**Text block**:
*** Begin section ***
In silico design of a TLR4-mediating multiepitope chimeric vaccine against amyotrophic lateral sclerosis via advanced immunoinformatics

Abstract Amyotrophic lateral sclerosis (ALS) is the most prevalent motor neuron disorder worldwide. In ALS, progressing disease can result from misfolding and aggregation of superoxide dismutase-1 (SOD1) or TAR DNA-binding protein 43 kDa (TDP43). An efficient immunotherapy for ALS should spare intact SOD1 while eliminating its dysfunctional variant. We utilized advanced immunoinformatics to suggest a potential vaccine candidate against ALS by proposing a model of dynamic TLR4 mediation and induction of a specific Th2-biased shift against mutant SOD1, TDP43, and TRAF6, a protein that specifically interacts with dysfunctional SOD1. SOD1, TDP43, and TRAF6 were retrieved in FASTA. Immune Epitopes Database and CTLpred suggested T/B-cell epitopes from disease-specific regions of selected antigens. A TLR4-mediating adjuvant, RS01, was used. Sequences were assembled via suitable linkers. Tertiary structure of the protein was calculated. Refined protein structure and physicochemical features of the 3D structure were verified in silico. Differential immune induction was assessed via C-ImmSim. GROningen MAchine for Chemical Simulation was used to assess evolution of the docked vaccine–TLR4 complex in blood. Our protein showed high structural quality and was nonallergenic and immune inducing. Also, the vaccine–TLR4 complex stability was verified by RMSD, RMSF, gyration, and visual analyses of the molecular dynamic trajectory. Contact residues in the vaccine–TLR4 complex showed favorable binding energies. Immune stimulation analyses of the proposed candidate demonstrated a sustained memory cell response and a strong adaptive immune reaction. We proposed a potential vaccine candidate against ALS and verified its physicochemical and immune inducing features. Future studies should assess this vaccine in animal studies.
*** End section ***
**Dataset content**:
*** Begin section ***
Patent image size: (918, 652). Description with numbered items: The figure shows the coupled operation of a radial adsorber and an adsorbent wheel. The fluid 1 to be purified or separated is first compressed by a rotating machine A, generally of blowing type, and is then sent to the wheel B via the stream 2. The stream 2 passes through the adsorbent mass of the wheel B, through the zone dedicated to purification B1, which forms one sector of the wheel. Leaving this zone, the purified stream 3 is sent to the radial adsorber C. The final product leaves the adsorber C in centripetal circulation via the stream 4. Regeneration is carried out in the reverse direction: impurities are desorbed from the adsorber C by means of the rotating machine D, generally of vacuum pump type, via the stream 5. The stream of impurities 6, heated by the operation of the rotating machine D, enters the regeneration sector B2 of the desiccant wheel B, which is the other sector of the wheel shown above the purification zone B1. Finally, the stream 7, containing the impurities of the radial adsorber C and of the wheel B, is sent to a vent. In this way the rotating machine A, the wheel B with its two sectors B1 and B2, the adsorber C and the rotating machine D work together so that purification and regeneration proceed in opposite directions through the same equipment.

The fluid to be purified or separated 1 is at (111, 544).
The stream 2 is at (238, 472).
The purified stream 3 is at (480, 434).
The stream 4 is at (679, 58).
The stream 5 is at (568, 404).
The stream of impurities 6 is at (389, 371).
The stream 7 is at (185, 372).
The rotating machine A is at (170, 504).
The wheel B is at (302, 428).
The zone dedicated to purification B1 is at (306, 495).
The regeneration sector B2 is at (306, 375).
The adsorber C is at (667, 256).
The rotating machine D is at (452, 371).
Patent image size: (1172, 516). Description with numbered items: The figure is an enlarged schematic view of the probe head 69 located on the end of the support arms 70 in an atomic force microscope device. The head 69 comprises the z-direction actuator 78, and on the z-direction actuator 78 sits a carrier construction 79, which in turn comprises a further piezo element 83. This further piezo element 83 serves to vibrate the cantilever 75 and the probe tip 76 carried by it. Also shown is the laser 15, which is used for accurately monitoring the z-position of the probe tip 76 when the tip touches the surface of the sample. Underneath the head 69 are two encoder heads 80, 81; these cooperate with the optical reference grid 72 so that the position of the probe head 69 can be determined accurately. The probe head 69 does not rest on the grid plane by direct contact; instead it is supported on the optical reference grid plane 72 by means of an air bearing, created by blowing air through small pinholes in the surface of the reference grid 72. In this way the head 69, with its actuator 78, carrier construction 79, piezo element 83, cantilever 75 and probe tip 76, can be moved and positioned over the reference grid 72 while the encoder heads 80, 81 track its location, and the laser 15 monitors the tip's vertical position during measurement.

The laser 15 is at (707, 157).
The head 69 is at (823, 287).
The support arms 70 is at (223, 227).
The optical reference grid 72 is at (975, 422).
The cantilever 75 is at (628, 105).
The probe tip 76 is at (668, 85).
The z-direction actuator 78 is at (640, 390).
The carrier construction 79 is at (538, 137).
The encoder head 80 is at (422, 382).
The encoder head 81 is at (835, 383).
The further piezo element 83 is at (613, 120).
*** End section ***
Condense the paragraph in the ALS vaccine text that begins "Abstract Amyotrophic lateral sclerosis (ALS) is the most prevalent" into a bulleted list that keeps its main facts.

**Response**:
- ALS is the most prevalent motor neuron disorder worldwide. Its progression can result from misfolding and aggregation of SOD1 or TDP43.
- An effective immunotherapy should spare intact SOD1 and eliminate its dysfunctional form.
- Using immunoinformatics, the authors proposed a vaccine that mediates TLR4 and induces a Th2-biased response against mutant SOD1, TDP43 and TRAF6, a protein that interacts with dysfunctional SOD1.
- Immune Epitopes Database and CTLpred picked T/B-cell epitopes from disease-specific regions of these antigens. The epitopes were joined by linkers with the TLR4-mediating adjuvant RS01.
- The tertiary structure was calculated and refined, and its physicochemical features were verified in silico. Immune induction was assessed with C-ImmSim.
- GROningen MAchine for Chemical Simulation modeled the docked vaccine–TLR4 complex in blood. RMSD, RMSF, gyration and visual analyses confirmed its stability, and contact residues showed favorable binding energies.
- The protein had high structural quality, was nonallergenic and immune inducing, and produced a sustained memory cell response and a strong adaptive reaction.
- The vaccine should next be tested in animal studies.